◆ Your goal
Print the part of the ironwood forum thread between "## Mike1950 (Apr" and "jasonb (Apr 30, 2018)", inclusive, word for word.

◆ Passage provided
— start —

# Ironwood



## tomwilson74 (Apr 30, 2018)

A friend gave me some ironwood and I plan on making a few clocks or bandsaw boxes out of it. I am wondering about the thickness of my glue-ups and will my bandsaw be able to cut thru it. I have not worked with ironwood before. The blank I’ll be using will probably be around 4” thick. I hate to glue up three or four boards and then not be able to cut the box shape out. Any input? I have a 14” Craftsman bandsaw.

Reactions: Like 1


----------



## Mike1950 (Apr 30, 2018)

If you have a good sharp blade you will have no problem. I f you insist the blade you bought 10 yrs ago is good ta go- Yer screwed!!!

Reactions: Like 2 | Sincere 1


----------



## jasonb (Apr 30, 2018)

Cut some ~5in ironwood this past weekend on my 14" delta bandsaw. Newer blade and had no issues like Mike said above.

— end —

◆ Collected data
— start —

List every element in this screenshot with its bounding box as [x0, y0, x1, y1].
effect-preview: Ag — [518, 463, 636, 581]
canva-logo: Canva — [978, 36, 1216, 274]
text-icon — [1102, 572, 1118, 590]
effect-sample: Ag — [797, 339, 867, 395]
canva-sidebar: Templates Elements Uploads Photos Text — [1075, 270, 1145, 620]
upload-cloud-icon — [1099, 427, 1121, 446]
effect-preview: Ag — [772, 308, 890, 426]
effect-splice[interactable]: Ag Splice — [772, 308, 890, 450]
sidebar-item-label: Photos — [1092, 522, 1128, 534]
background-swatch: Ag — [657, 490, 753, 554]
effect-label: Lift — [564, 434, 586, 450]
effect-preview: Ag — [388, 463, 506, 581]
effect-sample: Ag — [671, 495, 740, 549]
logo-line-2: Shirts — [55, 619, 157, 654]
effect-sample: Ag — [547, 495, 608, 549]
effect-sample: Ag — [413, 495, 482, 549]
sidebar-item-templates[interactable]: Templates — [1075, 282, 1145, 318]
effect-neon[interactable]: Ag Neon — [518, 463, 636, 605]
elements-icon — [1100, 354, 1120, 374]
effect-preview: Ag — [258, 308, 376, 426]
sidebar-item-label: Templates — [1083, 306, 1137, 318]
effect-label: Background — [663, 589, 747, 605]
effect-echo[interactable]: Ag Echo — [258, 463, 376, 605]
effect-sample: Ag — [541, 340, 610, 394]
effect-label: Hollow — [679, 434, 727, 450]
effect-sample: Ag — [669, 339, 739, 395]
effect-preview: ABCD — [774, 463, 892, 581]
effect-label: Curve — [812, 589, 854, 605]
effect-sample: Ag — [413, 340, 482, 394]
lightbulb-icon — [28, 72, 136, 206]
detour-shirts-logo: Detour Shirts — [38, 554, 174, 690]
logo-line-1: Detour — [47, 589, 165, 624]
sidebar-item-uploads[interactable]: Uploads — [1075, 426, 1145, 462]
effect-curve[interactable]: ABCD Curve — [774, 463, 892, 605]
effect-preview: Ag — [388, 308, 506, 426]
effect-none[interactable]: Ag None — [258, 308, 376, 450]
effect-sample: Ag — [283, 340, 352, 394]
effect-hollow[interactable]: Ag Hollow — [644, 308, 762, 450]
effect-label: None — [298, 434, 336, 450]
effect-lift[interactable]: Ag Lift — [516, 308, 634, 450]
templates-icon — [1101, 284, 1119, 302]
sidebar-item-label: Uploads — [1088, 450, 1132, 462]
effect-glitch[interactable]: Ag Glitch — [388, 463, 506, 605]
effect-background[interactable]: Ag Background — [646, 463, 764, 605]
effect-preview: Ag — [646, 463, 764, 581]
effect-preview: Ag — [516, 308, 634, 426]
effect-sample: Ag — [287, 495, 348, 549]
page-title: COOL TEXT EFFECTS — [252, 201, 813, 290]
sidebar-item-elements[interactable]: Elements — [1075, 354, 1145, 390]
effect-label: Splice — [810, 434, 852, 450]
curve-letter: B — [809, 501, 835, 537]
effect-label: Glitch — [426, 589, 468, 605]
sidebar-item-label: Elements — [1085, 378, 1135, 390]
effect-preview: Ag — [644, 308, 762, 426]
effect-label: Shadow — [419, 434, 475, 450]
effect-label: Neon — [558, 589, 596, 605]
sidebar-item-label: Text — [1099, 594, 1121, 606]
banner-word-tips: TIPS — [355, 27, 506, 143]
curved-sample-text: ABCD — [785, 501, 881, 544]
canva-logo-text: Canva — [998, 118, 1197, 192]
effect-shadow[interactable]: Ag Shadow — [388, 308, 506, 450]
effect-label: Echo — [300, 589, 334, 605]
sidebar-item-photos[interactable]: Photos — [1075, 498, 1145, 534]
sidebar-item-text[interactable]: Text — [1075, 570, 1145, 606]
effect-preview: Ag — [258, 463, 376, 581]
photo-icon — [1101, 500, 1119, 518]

— end —

◆ Exercise solution
## Mike1950 (Apr 30, 2018)

If you have a good sharp blade you will have no problem. I f you insist the blade you bought 10 yrs ago is good ta go- Yer screwed!!!

Reactions: Like 2 | Sincere 1


----------



## jasonb (Apr 30, 2018)